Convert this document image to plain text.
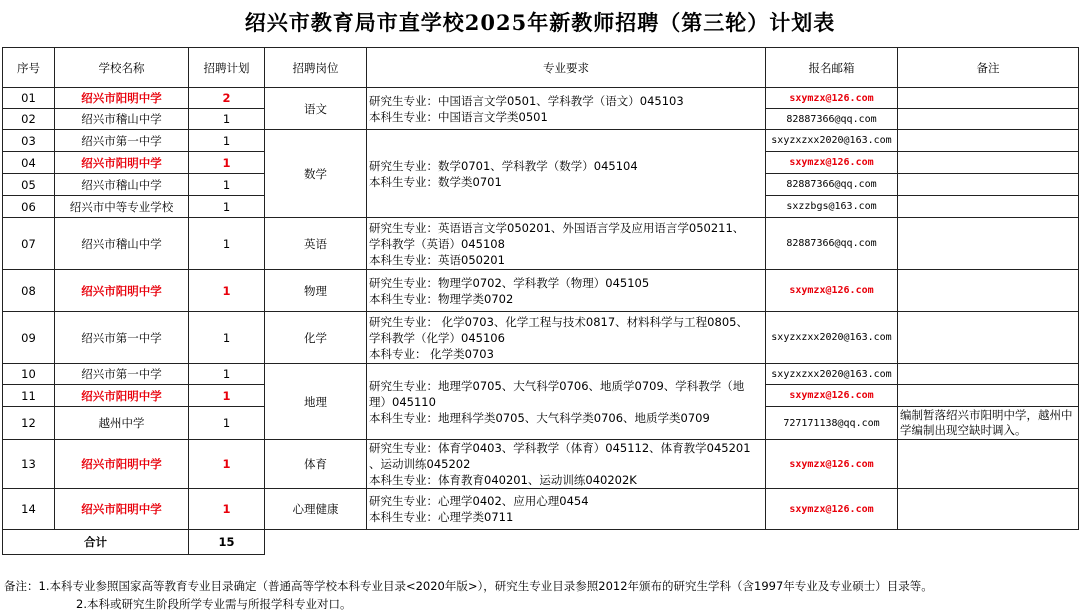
绍兴市教育局市直学校2025年新教师招聘（第三轮）计划表
序号	学校名称	招聘计划	招聘岗位	专业要求	报名邮箱	备注
01	绍兴市阳明中学	2	语文	研究生专业：中国语言文学0501、学科教学（语文）045103
本科生专业：中国语言文学类0501	sxymzx@126.com	
02	绍兴市稽山中学	1			82887366@qq.com	
03	绍兴市第一中学	1	数学	研究生专业：数学0701、学科教学（数学）045104
本科生专业：数学类0701	sxyzxzxx2020@163.com	
04	绍兴市阳明中学	1			sxymzx@126.com	
05	绍兴市稽山中学	1			82887366@qq.com	
06	绍兴市中等专业学校	1			sxzzbgs@163.com	
07	绍兴市稽山中学	1	英语	研究生专业：英语语言文学050201、外国语言学及应用语言学050211、
学科教学（英语）045108
本科生专业：英语050201	82887366@qq.com	
08	绍兴市阳明中学	1	物理	研究生专业：物理学0702、学科教学（物理）045105
本科生专业：物理学类0702	sxymzx@126.com	
09	绍兴市第一中学	1	化学	研究生专业： 化学0703、化学工程与技术0817、材料科学与工程0805、
学科教学（化学）045106
本科专业： 化学类0703	sxyzxzxx2020@163.com	
10	绍兴市第一中学	1	地理	研究生专业：地理学0705、大气科学0706、地质学0709、学科教学（地
理）045110
本科生专业：地理科学类0705、大气科学类0706、地质学类0709	sxyzxzxx2020@163.com	
11	绍兴市阳明中学	1			sxymzx@126.com	
12	越州中学	1			727171138@qq.com	编制暂落绍兴市阳明中学，越州中学编制出现空缺时调入。
13	绍兴市阳明中学	1	体育	研究生专业：体育学0403、学科教学（体育）045112、体育教学045201
、运动训练045202
本科生专业：体育教育040201、运动训练040202K	sxymzx@126.com	
14	绍兴市阳明中学	1	心理健康	研究生专业：心理学0402、应用心理0454
本科生专业：心理学类0711	sxymzx@126.com	
合计		15				
备注：1.本科专业参照国家高等教育专业目录确定（普通高等学校本科专业目录<2020年版>），研究生专业目录参照2012年颁布的研究生学科（含1997年专业及专业硕士）目录等。
2.本科或研究生阶段所学专业需与所报学科专业对口。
━━━━━━━━━━━━━━━━
• INSTRUCTION: From the listing, extract all text exactly as given and drop any picture.

• EXERCISE RESPONSE:
Convert this document image to plain text.
绍兴市教育局市直学校2025年新教师招聘（第三轮）计划表
序号	学校名称	招聘计划	招聘岗位	专业要求	报名邮箱	备注
01	绍兴市阳明中学	2	语文	研究生专业：中国语言文学0501、学科教学（语文）045103
本科生专业：中国语言文学类0501	sxymzx@126.com	
02	绍兴市稽山中学	1			82887366@qq.com	
03	绍兴市第一中学	1	数学	研究生专业：数学0701、学科教学（数学）045104
本科生专业：数学类0701	sxyzxzxx2020@163.com	
04	绍兴市阳明中学	1			sxymzx@126.com	
05	绍兴市稽山中学	1			82887366@qq.com	
06	绍兴市中等专业学校	1			sxzzbgs@163.com	
07	绍兴市稽山中学	1	英语	研究生专业：英语语言文学050201、外国语言学及应用语言学050211、
学科教学（英语）045108
本科生专业：英语050201	82887366@qq.com	
08	绍兴市阳明中学	1	物理	研究生专业：物理学0702、学科教学（物理）045105
本科生专业：物理学类0702	sxymzx@126.com	
09	绍兴市第一中学	1	化学	研究生专业： 化学0703、化学工程与技术0817、材料科学与工程0805、
学科教学（化学）045106
本科专业： 化学类0703	sxyzxzxx2020@163.com	
10	绍兴市第一中学	1	地理	研究生专业：地理学0705、大气科学0706、地质学0709、学科教学（地
理）045110
本科生专业：地理科学类0705、大气科学类0706、地质学类0709	sxyzxzxx2020@163.com	
11	绍兴市阳明中学	1			sxymzx@126.com	
12	越州中学	1			727171138@qq.com	编制暂落绍兴市阳明中学，越州中学编制出现空缺时调入。
13	绍兴市阳明中学	1	体育	研究生专业：体育学0403、学科教学（体育）045112、体育教学045201
、运动训练045202
本科生专业：体育教育040201、运动训练040202K	sxymzx@126.com	
14	绍兴市阳明中学	1	心理健康	研究生专业：心理学0402、应用心理0454
本科生专业：心理学类0711	sxymzx@126.com	
合计		15				
备注：1.本科专业参照国家高等教育专业目录确定（普通高等学校本科专业目录<2020年版>），研究生专业目录参照2012年颁布的研究生学科（含1997年专业及专业硕士）目录等。
2.本科或研究生阶段所学专业需与所报学科专业对口。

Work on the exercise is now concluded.